=== Exercise details ===
Every line below is to be quoted exactly, with nothing added or dropped.

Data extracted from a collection
______

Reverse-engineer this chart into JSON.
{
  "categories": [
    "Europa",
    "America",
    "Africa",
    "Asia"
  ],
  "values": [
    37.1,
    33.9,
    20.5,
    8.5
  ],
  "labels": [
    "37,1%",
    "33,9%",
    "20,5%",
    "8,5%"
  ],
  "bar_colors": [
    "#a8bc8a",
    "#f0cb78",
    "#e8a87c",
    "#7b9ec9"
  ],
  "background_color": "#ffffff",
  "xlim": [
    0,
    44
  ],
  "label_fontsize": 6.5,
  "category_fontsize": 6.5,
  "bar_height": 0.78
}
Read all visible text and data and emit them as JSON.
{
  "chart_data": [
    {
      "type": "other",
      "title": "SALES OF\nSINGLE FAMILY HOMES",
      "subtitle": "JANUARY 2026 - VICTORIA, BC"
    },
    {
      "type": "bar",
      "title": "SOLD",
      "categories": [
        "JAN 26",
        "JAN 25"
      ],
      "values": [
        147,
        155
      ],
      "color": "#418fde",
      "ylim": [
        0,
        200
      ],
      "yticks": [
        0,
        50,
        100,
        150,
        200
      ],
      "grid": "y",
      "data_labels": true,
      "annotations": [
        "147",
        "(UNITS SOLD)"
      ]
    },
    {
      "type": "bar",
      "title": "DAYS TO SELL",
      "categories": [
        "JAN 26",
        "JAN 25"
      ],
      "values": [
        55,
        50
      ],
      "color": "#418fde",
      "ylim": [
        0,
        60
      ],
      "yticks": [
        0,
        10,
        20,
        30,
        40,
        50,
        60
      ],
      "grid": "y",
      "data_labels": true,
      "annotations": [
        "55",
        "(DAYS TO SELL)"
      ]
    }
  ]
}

______

=== Answer in full ===
Reverse-engineer this chart into JSON.
{
  "categories": [
    "Europa",
    "America",
    "Africa",
    "Asia"
  ],
  "values": [
    37.1,
    33.9,
    20.5,
    8.5
  ],
  "labels": [
    "37,1%",
    "33,9%",
    "20,5%",
    "8,5%"
  ],
  "bar_colors": [
    "#a8bc8a",
    "#f0cb78",
    "#e8a87c",
    "#7b9ec9"
  ],
  "background_color": "#ffffff",
  "xlim": [
    0,
    44
  ],
  "label_fontsize": 6.5,
  "category_fontsize": 6.5,
  "bar_height": 0.78
}
Read all visible text and data and emit them as JSON.
{
  "chart_data": [
    {
      "type": "other",
      "title": "SALES OF\nSINGLE FAMILY HOMES",
      "subtitle": "JANUARY 2026 - VICTORIA, BC"
    },
    {
      "type": "bar",
      "title": "SOLD",
      "categories": [
        "JAN 26",
        "JAN 25"
      ],
      "values": [
        147,
        155
      ],
      "color": "#418fde",
      "ylim": [
        0,
        200
      ],
      "yticks": [
        0,
        50,
        100,
        150,
        200
      ],
      "grid": "y",
      "data_labels": true,
      "annotations": [
        "147",
        "(UNITS SOLD)"
      ]
    },
    {
      "type": "bar",
      "title": "DAYS TO SELL",
      "categories": [
        "JAN 26",
        "JAN 25"
      ],
      "values": [
        55,
        50
      ],
      "color": "#418fde",
      "ylim": [
        0,
        60
      ],
      "yticks": [
        0,
        10,
        20,
        30,
        40,
        50,
        60
      ],
      "grid": "y",
      "data_labels": true,
      "annotations": [
        "55",
        "(DAYS TO SELL)"
      ]
    }
  ]
}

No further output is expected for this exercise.